§ **Goal**
The listing beneath should be written out in full, exactly as shown.

§ **Dataset excerpts**
══════════════════════════════
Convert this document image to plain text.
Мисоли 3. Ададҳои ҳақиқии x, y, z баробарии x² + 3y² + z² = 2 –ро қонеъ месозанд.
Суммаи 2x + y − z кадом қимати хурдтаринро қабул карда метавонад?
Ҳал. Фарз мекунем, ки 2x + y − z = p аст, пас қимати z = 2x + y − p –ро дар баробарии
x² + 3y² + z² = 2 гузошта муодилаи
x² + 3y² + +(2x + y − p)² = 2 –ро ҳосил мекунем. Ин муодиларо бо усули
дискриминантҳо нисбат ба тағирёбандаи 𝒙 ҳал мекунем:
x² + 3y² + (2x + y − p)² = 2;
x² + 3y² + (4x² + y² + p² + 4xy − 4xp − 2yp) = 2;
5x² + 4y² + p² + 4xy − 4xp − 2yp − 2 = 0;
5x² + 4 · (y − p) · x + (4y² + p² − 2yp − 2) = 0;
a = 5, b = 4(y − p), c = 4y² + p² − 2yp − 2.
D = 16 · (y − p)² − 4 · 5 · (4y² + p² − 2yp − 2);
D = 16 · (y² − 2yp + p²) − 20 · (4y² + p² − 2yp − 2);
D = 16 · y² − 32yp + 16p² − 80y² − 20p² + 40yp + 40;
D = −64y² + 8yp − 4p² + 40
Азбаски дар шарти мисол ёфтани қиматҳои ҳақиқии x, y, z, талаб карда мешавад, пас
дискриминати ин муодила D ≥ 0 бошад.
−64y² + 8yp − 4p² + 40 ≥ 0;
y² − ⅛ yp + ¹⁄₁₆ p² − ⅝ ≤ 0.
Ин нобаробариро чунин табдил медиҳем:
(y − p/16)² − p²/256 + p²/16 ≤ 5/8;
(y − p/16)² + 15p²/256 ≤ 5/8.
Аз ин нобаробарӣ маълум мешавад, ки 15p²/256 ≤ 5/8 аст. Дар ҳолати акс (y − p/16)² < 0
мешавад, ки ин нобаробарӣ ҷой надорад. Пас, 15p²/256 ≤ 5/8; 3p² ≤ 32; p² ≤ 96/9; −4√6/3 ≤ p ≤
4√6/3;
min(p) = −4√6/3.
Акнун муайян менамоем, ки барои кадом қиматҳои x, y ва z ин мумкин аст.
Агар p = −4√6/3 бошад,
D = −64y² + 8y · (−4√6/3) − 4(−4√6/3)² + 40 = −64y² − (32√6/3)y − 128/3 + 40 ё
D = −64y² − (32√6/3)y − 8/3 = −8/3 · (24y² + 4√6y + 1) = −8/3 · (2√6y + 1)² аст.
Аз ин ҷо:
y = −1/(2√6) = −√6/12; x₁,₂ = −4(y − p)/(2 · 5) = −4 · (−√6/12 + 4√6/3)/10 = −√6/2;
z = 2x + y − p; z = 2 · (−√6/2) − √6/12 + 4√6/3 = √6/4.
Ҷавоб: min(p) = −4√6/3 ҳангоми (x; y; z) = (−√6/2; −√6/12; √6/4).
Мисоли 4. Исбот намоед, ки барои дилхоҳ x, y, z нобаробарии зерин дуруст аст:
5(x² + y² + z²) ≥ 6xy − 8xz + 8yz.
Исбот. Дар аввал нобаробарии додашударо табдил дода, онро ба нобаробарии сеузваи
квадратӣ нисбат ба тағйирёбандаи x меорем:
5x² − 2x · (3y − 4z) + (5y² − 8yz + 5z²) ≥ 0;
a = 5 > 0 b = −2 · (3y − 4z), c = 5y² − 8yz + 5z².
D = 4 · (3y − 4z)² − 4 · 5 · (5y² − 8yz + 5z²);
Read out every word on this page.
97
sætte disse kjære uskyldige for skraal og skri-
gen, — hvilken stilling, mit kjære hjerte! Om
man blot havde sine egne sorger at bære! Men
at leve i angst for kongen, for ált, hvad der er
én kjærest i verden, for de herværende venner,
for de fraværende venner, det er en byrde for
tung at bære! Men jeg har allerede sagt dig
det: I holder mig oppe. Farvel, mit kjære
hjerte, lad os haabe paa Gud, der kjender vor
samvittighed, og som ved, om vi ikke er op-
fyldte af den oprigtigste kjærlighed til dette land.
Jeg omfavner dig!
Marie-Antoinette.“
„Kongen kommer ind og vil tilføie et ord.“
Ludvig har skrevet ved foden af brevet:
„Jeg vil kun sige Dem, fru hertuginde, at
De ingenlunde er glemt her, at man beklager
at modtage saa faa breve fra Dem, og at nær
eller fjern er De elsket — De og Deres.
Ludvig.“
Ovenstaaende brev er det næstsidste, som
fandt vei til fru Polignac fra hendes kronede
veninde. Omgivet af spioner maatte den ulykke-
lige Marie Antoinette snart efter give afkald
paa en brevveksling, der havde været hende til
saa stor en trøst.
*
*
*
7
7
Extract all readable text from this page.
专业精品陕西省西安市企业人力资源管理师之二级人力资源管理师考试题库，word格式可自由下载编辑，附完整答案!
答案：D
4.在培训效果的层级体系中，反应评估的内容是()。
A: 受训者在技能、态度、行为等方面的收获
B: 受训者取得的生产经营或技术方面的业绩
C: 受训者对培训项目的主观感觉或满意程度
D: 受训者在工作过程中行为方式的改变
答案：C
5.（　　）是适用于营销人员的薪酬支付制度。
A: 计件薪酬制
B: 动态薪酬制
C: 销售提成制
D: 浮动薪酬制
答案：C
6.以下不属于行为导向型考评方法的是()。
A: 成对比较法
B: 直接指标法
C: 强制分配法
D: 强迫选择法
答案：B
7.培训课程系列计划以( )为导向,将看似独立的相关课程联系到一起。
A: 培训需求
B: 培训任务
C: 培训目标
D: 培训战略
══════════════════════════════
§ **The result**
Convert this document image to plain text.
Мисоли 3. Ададҳои ҳақиқии x, y, z баробарии x² + 3y² + z² = 2 –ро қонеъ месозанд.
Суммаи 2x + y − z кадом қимати хурдтаринро қабул карда метавонад?
Ҳал. Фарз мекунем, ки 2x + y − z = p аст, пас қимати z = 2x + y − p –ро дар баробарии
x² + 3y² + z² = 2 гузошта муодилаи
x² + 3y² + +(2x + y − p)² = 2 –ро ҳосил мекунем. Ин муодиларо бо усули
дискриминантҳо нисбат ба тағирёбандаи 𝒙 ҳал мекунем:
x² + 3y² + (2x + y − p)² = 2;
x² + 3y² + (4x² + y² + p² + 4xy − 4xp − 2yp) = 2;
5x² + 4y² + p² + 4xy − 4xp − 2yp − 2 = 0;
5x² + 4 · (y − p) · x + (4y² + p² − 2yp − 2) = 0;
a = 5, b = 4(y − p), c = 4y² + p² − 2yp − 2.
D = 16 · (y − p)² − 4 · 5 · (4y² + p² − 2yp − 2);
D = 16 · (y² − 2yp + p²) − 20 · (4y² + p² − 2yp − 2);
D = 16 · y² − 32yp + 16p² − 80y² − 20p² + 40yp + 40;
D = −64y² + 8yp − 4p² + 40
Азбаски дар шарти мисол ёфтани қиматҳои ҳақиқии x, y, z, талаб карда мешавад, пас
дискриминати ин муодила D ≥ 0 бошад.
−64y² + 8yp − 4p² + 40 ≥ 0;
y² − ⅛ yp + ¹⁄₁₆ p² − ⅝ ≤ 0.
Ин нобаробариро чунин табдил медиҳем:
(y − p/16)² − p²/256 + p²/16 ≤ 5/8;
(y − p/16)² + 15p²/256 ≤ 5/8.
Аз ин нобаробарӣ маълум мешавад, ки 15p²/256 ≤ 5/8 аст. Дар ҳолати акс (y − p/16)² < 0
мешавад, ки ин нобаробарӣ ҷой надорад. Пас, 15p²/256 ≤ 5/8; 3p² ≤ 32; p² ≤ 96/9; −4√6/3 ≤ p ≤
4√6/3;
min(p) = −4√6/3.
Акнун муайян менамоем, ки барои кадом қиматҳои x, y ва z ин мумкин аст.
Агар p = −4√6/3 бошад,
D = −64y² + 8y · (−4√6/3) − 4(−4√6/3)² + 40 = −64y² − (32√6/3)y − 128/3 + 40 ё
D = −64y² − (32√6/3)y − 8/3 = −8/3 · (24y² + 4√6y + 1) = −8/3 · (2√6y + 1)² аст.
Аз ин ҷо:
y = −1/(2√6) = −√6/12; x₁,₂ = −4(y − p)/(2 · 5) = −4 · (−√6/12 + 4√6/3)/10 = −√6/2;
z = 2x + y − p; z = 2 · (−√6/2) − √6/12 + 4√6/3 = √6/4.
Ҷавоб: min(p) = −4√6/3 ҳангоми (x; y; z) = (−√6/2; −√6/12; √6/4).
Мисоли 4. Исбот намоед, ки барои дилхоҳ x, y, z нобаробарии зерин дуруст аст:
5(x² + y² + z²) ≥ 6xy − 8xz + 8yz.
Исбот. Дар аввал нобаробарии додашударо табдил дода, онро ба нобаробарии сеузваи
квадратӣ нисбат ба тағйирёбандаи x меорем:
5x² − 2x · (3y − 4z) + (5y² − 8yz + 5z²) ≥ 0;
a = 5 > 0 b = −2 · (3y − 4z), c = 5y² − 8yz + 5z².
D = 4 · (3y − 4z)² − 4 · 5 · (5y² − 8yz + 5z²);
Read out every word on this page.
97
sætte disse kjære uskyldige for skraal og skri-
gen, — hvilken stilling, mit kjære hjerte! Om
man blot havde sine egne sorger at bære! Men
at leve i angst for kongen, for ált, hvad der er
én kjærest i verden, for de herværende venner,
for de fraværende venner, det er en byrde for
tung at bære! Men jeg har allerede sagt dig
det: I holder mig oppe. Farvel, mit kjære
hjerte, lad os haabe paa Gud, der kjender vor
samvittighed, og som ved, om vi ikke er op-
fyldte af den oprigtigste kjærlighed til dette land.
Jeg omfavner dig!
Marie-Antoinette.“
„Kongen kommer ind og vil tilføie et ord.“
Ludvig har skrevet ved foden af brevet:
„Jeg vil kun sige Dem, fru hertuginde, at
De ingenlunde er glemt her, at man beklager
at modtage saa faa breve fra Dem, og at nær
eller fjern er De elsket — De og Deres.
Ludvig.“
Ovenstaaende brev er det næstsidste, som
fandt vei til fru Polignac fra hendes kronede
veninde. Omgivet af spioner maatte den ulykke-
lige Marie Antoinette snart efter give afkald
paa en brevveksling, der havde været hende til
saa stor en trøst.
*
*
*
7
7
Extract all readable text from this page.
专业精品陕西省西安市企业人力资源管理师之二级人力资源管理师考试题库，word格式可自由下载编辑，附完整答案!
答案：D
4.在培训效果的层级体系中，反应评估的内容是()。
A: 受训者在技能、态度、行为等方面的收获
B: 受训者取得的生产经营或技术方面的业绩
C: 受训者对培训项目的主观感觉或满意程度
D: 受训者在工作过程中行为方式的改变
答案：C
5.（　　）是适用于营销人员的薪酬支付制度。
A: 计件薪酬制
B: 动态薪酬制
C: 销售提成制
D: 浮动薪酬制
答案：C
6.以下不属于行为导向型考评方法的是()。
A: 成对比较法
B: 直接指标法
C: 强制分配法
D: 强迫选择法
答案：B
7.培训课程系列计划以( )为导向,将看似独立的相关课程联系到一起。
A: 培训需求
B: 培训任务
C: 培训目标
D: 培训战略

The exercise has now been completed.